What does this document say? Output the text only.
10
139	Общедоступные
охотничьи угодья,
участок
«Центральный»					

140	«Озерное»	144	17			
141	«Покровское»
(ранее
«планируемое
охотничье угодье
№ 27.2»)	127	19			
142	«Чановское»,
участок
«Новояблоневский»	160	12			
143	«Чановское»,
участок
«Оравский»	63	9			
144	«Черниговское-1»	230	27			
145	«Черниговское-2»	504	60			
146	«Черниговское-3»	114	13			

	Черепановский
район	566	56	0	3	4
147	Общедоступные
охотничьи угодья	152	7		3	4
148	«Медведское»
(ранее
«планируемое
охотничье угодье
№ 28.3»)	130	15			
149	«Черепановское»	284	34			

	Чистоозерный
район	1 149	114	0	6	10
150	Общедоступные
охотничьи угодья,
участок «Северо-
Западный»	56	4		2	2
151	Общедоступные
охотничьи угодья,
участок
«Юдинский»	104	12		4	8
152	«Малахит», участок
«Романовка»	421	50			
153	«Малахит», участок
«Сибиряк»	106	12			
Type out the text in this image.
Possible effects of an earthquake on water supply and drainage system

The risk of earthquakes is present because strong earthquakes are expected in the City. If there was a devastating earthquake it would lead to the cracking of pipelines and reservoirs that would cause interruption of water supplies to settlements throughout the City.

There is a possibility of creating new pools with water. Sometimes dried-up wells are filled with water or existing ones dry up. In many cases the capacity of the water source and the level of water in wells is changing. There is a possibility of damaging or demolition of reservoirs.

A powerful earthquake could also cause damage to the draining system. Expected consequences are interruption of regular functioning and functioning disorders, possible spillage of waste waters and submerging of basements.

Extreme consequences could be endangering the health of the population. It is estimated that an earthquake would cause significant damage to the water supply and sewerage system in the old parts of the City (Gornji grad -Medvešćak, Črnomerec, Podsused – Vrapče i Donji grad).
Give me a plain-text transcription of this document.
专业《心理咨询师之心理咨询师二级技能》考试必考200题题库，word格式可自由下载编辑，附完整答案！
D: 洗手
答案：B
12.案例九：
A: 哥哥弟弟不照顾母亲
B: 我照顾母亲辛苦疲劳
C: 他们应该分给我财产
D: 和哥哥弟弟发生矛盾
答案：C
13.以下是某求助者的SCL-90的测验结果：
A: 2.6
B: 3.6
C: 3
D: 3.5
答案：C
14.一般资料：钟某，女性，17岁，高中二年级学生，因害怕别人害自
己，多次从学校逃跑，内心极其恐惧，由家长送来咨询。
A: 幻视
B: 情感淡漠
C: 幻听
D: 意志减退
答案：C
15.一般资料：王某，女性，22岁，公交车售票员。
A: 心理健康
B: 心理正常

::::

**Stated goal**: What is the number of lines in the records above that include the word "一般资料"? Reply with that number and nothing more.

**Exercise solution**: 2